Your task is to print the material below exactly as presented.

[Stored entries]

● ● ● ● ● ● ●

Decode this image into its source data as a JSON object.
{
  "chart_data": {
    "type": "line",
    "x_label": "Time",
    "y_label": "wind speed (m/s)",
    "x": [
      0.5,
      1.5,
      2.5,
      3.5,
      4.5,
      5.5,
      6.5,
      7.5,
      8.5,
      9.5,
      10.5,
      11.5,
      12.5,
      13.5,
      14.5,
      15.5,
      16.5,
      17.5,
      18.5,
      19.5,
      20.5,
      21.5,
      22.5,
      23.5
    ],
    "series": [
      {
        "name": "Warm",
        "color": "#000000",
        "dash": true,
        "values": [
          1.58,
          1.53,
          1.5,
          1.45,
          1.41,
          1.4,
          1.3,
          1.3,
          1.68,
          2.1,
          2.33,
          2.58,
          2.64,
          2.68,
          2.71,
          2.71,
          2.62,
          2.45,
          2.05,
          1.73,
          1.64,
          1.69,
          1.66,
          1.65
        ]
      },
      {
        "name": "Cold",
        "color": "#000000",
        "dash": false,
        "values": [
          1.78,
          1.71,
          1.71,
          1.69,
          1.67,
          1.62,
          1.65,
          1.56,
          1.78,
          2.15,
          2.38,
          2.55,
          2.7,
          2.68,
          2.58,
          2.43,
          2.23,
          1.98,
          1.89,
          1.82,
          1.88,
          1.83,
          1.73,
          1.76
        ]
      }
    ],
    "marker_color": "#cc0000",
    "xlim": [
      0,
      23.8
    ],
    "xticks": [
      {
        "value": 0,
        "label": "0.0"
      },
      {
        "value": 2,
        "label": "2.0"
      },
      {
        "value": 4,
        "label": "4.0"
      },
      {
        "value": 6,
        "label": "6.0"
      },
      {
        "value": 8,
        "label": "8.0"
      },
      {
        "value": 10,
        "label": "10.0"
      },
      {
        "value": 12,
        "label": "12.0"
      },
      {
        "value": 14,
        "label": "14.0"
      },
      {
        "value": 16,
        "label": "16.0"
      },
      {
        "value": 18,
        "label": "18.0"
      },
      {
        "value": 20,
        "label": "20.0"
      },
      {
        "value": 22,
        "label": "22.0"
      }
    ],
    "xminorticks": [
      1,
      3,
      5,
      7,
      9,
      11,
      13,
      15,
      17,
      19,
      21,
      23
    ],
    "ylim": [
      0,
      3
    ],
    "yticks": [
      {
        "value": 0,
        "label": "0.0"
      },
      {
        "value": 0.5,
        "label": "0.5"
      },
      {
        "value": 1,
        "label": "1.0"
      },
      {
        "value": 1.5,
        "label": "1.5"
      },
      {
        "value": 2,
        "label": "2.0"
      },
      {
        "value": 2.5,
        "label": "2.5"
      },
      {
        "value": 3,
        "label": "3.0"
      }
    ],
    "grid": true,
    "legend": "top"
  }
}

● ● ● ● ● ● ●

▶ Result for this exercise
Decode this image into its source data as a JSON object.
{
  "chart_data": {
    "type": "line",
    "x_label": "Time",
    "y_label": "wind speed (m/s)",
    "x": [
      0.5,
      1.5,
      2.5,
      3.5,
      4.5,
      5.5,
      6.5,
      7.5,
      8.5,
      9.5,
      10.5,
      11.5,
      12.5,
      13.5,
      14.5,
      15.5,
      16.5,
      17.5,
      18.5,
      19.5,
      20.5,
      21.5,
      22.5,
      23.5
    ],
    "series": [
      {
        "name": "Warm",
        "color": "#000000",
        "dash": true,
        "values": [
          1.58,
          1.53,
          1.5,
          1.45,
          1.41,
          1.4,
          1.3,
          1.3,
          1.68,
          2.1,
          2.33,
          2.58,
          2.64,
          2.68,
          2.71,
          2.71,
          2.62,
          2.45,
          2.05,
          1.73,
          1.64,
          1.69,
          1.66,
          1.65
        ]
      },
      {
        "name": "Cold",
        "color": "#000000",
        "dash": false,
        "values": [
          1.78,
          1.71,
          1.71,
          1.69,
          1.67,
          1.62,
          1.65,
          1.56,
          1.78,
          2.15,
          2.38,
          2.55,
          2.7,
          2.68,
          2.58,
          2.43,
          2.23,
          1.98,
          1.89,
          1.82,
          1.88,
          1.83,
          1.73,
          1.76
        ]
      }
    ],
    "marker_color": "#cc0000",
    "xlim": [
      0,
      23.8
    ],
    "xticks": [
      {
        "value": 0,
        "label": "0.0"
      },
      {
        "value": 2,
        "label": "2.0"
      },
      {
        "value": 4,
        "label": "4.0"
      },
      {
        "value": 6,
        "label": "6.0"
      },
      {
        "value": 8,
        "label": "8.0"
      },
      {
        "value": 10,
        "label": "10.0"
      },
      {
        "value": 12,
        "label": "12.0"
      },
      {
        "value": 14,
        "label": "14.0"
      },
      {
        "value": 16,
        "label": "16.0"
      },
      {
        "value": 18,
        "label": "18.0"
      },
      {
        "value": 20,
        "label": "20.0"
      },
      {
        "value": 22,
        "label": "22.0"
      }
    ],
    "xminorticks": [
      1,
      3,
      5,
      7,
      9,
      11,
      13,
      15,
      17,
      19,
      21,
      23
    ],
    "ylim": [
      0,
      3
    ],
    "yticks": [
      {
        "value": 0,
        "label": "0.0"
      },
      {
        "value": 0.5,
        "label": "0.5"
      },
      {
        "value": 1,
        "label": "1.0"
      },
      {
        "value": 1.5,
        "label": "1.5"
      },
      {
        "value": 2,
        "label": "2.0"
      },
      {
        "value": 2.5,
        "label": "2.5"
      },
      {
        "value": 3,
        "label": "3.0"
      }
    ],
    "grid": true,
    "legend": "top"
  }
}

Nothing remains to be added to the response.